----- Data shown -----

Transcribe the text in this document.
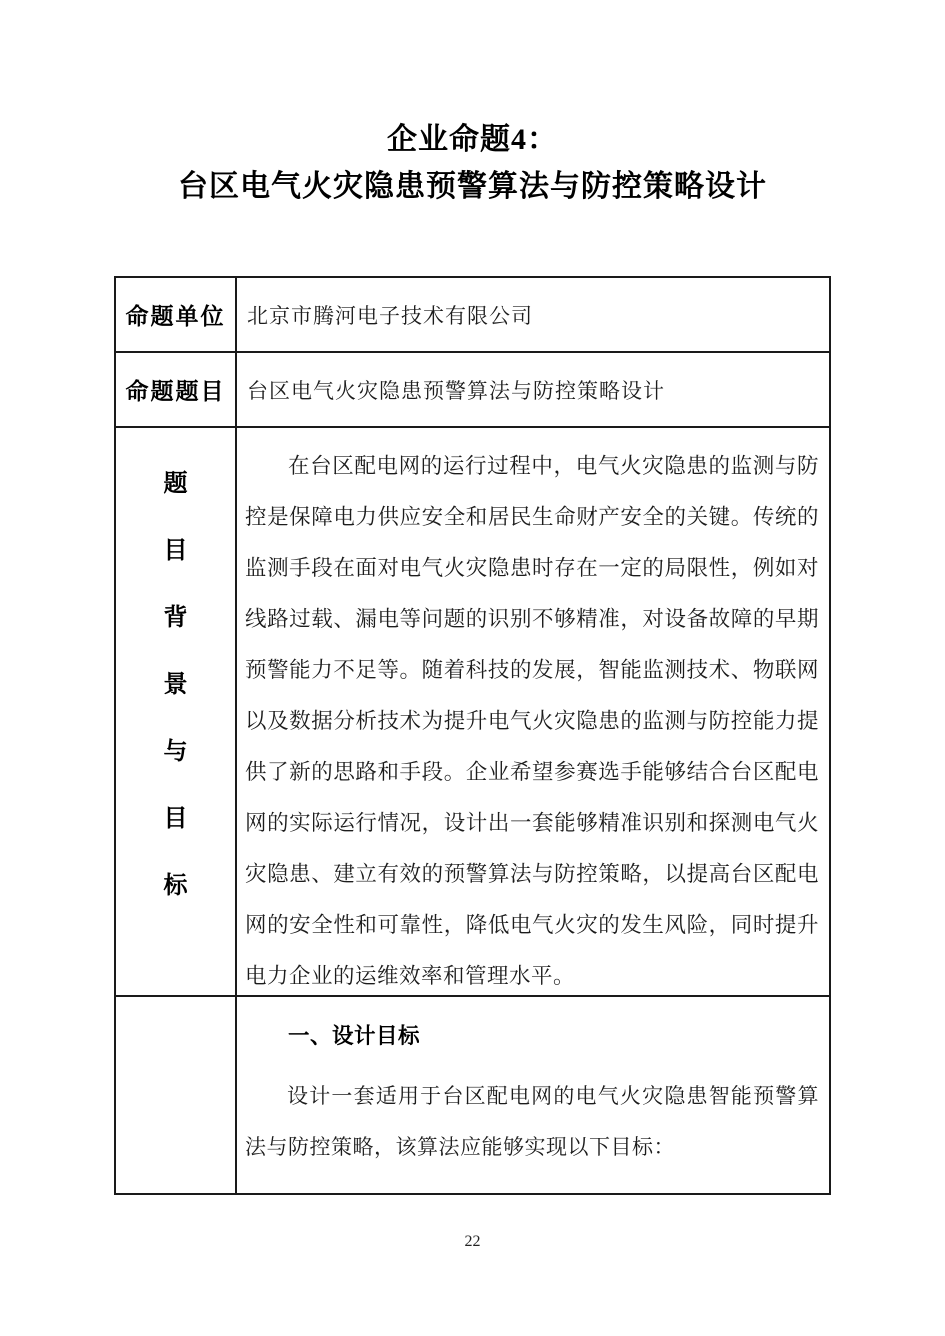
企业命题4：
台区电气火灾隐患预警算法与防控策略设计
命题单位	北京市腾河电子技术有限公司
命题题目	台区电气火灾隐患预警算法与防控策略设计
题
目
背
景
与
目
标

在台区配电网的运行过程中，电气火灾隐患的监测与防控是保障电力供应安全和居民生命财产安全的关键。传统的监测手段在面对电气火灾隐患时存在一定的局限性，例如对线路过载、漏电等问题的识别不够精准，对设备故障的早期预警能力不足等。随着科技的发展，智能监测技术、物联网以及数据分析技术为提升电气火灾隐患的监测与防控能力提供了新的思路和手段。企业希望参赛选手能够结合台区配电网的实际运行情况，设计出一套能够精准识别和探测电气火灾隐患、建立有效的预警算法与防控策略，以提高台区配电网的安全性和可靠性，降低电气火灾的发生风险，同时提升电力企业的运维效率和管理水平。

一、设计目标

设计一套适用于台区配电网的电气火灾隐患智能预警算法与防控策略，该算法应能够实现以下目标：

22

-----

▶ [Objective]
Leave out the pictures and copy the rest of the material above exactly.

▶ [Solution for this exercise]
Transcribe the text in this document.
企业命题4：
台区电气火灾隐患预警算法与防控策略设计
命题单位	北京市腾河电子技术有限公司
命题题目	台区电气火灾隐患预警算法与防控策略设计
题
目
背
景
与
目
标

在台区配电网的运行过程中，电气火灾隐患的监测与防控是保障电力供应安全和居民生命财产安全的关键。传统的监测手段在面对电气火灾隐患时存在一定的局限性，例如对线路过载、漏电等问题的识别不够精准，对设备故障的早期预警能力不足等。随着科技的发展，智能监测技术、物联网以及数据分析技术为提升电气火灾隐患的监测与防控能力提供了新的思路和手段。企业希望参赛选手能够结合台区配电网的实际运行情况，设计出一套能够精准识别和探测电气火灾隐患、建立有效的预警算法与防控策略，以提高台区配电网的安全性和可靠性，降低电气火灾的发生风险，同时提升电力企业的运维效率和管理水平。

一、设计目标

设计一套适用于台区配电网的电气火灾隐患智能预警算法与防控策略，该算法应能够实现以下目标：

22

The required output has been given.